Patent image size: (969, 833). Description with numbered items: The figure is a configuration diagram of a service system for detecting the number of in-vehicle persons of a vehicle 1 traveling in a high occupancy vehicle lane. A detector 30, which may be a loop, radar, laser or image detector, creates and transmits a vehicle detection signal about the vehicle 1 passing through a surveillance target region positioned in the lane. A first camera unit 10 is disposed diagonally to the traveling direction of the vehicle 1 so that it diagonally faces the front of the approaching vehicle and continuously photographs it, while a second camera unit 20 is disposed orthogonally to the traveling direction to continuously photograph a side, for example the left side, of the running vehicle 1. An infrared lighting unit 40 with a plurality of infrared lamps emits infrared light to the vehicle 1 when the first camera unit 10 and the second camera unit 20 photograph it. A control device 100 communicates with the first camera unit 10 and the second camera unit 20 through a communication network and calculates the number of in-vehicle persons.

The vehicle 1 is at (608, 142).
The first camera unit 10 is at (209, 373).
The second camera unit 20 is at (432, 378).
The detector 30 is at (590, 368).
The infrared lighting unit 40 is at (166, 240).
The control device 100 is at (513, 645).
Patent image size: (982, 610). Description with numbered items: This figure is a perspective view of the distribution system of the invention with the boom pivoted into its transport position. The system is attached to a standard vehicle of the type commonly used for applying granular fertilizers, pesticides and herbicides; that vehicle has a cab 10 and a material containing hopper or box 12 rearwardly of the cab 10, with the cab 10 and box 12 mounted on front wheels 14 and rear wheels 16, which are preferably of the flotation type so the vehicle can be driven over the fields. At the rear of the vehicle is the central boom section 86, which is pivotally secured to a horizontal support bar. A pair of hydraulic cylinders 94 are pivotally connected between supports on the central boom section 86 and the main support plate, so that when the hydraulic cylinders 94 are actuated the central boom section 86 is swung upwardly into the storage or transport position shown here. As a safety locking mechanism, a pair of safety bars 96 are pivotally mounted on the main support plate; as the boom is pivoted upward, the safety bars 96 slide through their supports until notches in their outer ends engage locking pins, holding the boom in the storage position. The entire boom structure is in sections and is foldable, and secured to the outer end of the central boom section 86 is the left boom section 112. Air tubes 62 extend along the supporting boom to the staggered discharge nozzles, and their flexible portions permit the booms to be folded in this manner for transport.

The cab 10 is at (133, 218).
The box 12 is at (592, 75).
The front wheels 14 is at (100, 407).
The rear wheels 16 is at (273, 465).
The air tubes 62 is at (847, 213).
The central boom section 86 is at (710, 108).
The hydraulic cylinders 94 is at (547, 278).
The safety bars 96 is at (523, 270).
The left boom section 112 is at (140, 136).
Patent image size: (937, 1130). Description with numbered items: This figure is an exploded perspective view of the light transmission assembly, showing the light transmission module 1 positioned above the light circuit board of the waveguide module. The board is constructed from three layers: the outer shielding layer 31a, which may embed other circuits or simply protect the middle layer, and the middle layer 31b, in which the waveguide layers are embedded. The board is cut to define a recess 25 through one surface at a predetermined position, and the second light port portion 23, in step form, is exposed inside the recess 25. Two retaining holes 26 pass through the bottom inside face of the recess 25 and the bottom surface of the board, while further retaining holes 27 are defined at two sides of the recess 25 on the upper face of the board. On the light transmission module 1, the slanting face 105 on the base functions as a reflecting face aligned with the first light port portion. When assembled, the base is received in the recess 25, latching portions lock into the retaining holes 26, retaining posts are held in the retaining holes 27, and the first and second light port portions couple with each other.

= SET PROBLEM =
Can you update all of the material above so that "Patent image size" becomes "Drawing dimensions" everywhere, with nothing else changed?

= COMPLETE RESPONSE =
Drawing dimensions: (969, 833). Description with numbered items: The figure is a configuration diagram of a service system for detecting the number of in-vehicle persons of a vehicle 1 traveling in a high occupancy vehicle lane. A detector 30, which may be a loop, radar, laser or image detector, creates and transmits a vehicle detection signal about the vehicle 1 passing through a surveillance target region positioned in the lane. A first camera unit 10 is disposed diagonally to the traveling direction of the vehicle 1 so that it diagonally faces the front of the approaching vehicle and continuously photographs it, while a second camera unit 20 is disposed orthogonally to the traveling direction to continuously photograph a side, for example the left side, of the running vehicle 1. An infrared lighting unit 40 with a plurality of infrared lamps emits infrared light to the vehicle 1 when the first camera unit 10 and the second camera unit 20 photograph it. A control device 100 communicates with the first camera unit 10 and the second camera unit 20 through a communication network and calculates the number of in-vehicle persons.

The vehicle 1 is at (608, 142).
The first camera unit 10 is at (209, 373).
The second camera unit 20 is at (432, 378).
The detector 30 is at (590, 368).
The infrared lighting unit 40 is at (166, 240).
The control device 100 is at (513, 645).
Drawing dimensions: (982, 610). Description with numbered items: This figure is a perspective view of the distribution system of the invention with the boom pivoted into its transport position. The system is attached to a standard vehicle of the type commonly used for applying granular fertilizers, pesticides and herbicides; that vehicle has a cab 10 and a material containing hopper or box 12 rearwardly of the cab 10, with the cab 10 and box 12 mounted on front wheels 14 and rear wheels 16, which are preferably of the flotation type so the vehicle can be driven over the fields. At the rear of the vehicle is the central boom section 86, which is pivotally secured to a horizontal support bar. A pair of hydraulic cylinders 94 are pivotally connected between supports on the central boom section 86 and the main support plate, so that when the hydraulic cylinders 94 are actuated the central boom section 86 is swung upwardly into the storage or transport position shown here. As a safety locking mechanism, a pair of safety bars 96 are pivotally mounted on the main support plate; as the boom is pivoted upward, the safety bars 96 slide through their supports until notches in their outer ends engage locking pins, holding the boom in the storage position. The entire boom structure is in sections and is foldable, and secured to the outer end of the central boom section 86 is the left boom section 112. Air tubes 62 extend along the supporting boom to the staggered discharge nozzles, and their flexible portions permit the booms to be folded in this manner for transport.

The cab 10 is at (133, 218).
The box 12 is at (592, 75).
The front wheels 14 is at (100, 407).
The rear wheels 16 is at (273, 465).
The air tubes 62 is at (847, 213).
The central boom section 86 is at (710, 108).
The hydraulic cylinders 94 is at (547, 278).
The safety bars 96 is at (523, 270).
The left boom section 112 is at (140, 136).
Drawing dimensions: (937, 1130). Description with numbered items: This figure is an exploded perspective view of the light transmission assembly, showing the light transmission module 1 positioned above the light circuit board of the waveguide module. The board is constructed from three layers: the outer shielding layer 31a, which may embed other circuits or simply protect the middle layer, and the middle layer 31b, in which the waveguide layers are embedded. The board is cut to define a recess 25 through one surface at a predetermined position, and the second light port portion 23, in step form, is exposed inside the recess 25. Two retaining holes 26 pass through the bottom inside face of the recess 25 and the bottom surface of the board, while further retaining holes 27 are defined at two sides of the recess 25 on the upper face of the board. On the light transmission module 1, the slanting face 105 on the base functions as a reflecting face aligned with the first light port portion. When assembled, the base is received in the recess 25, latching portions lock into the retaining holes 26, retaining posts are held in the retaining holes 27, and the first and second light port portions couple with each other.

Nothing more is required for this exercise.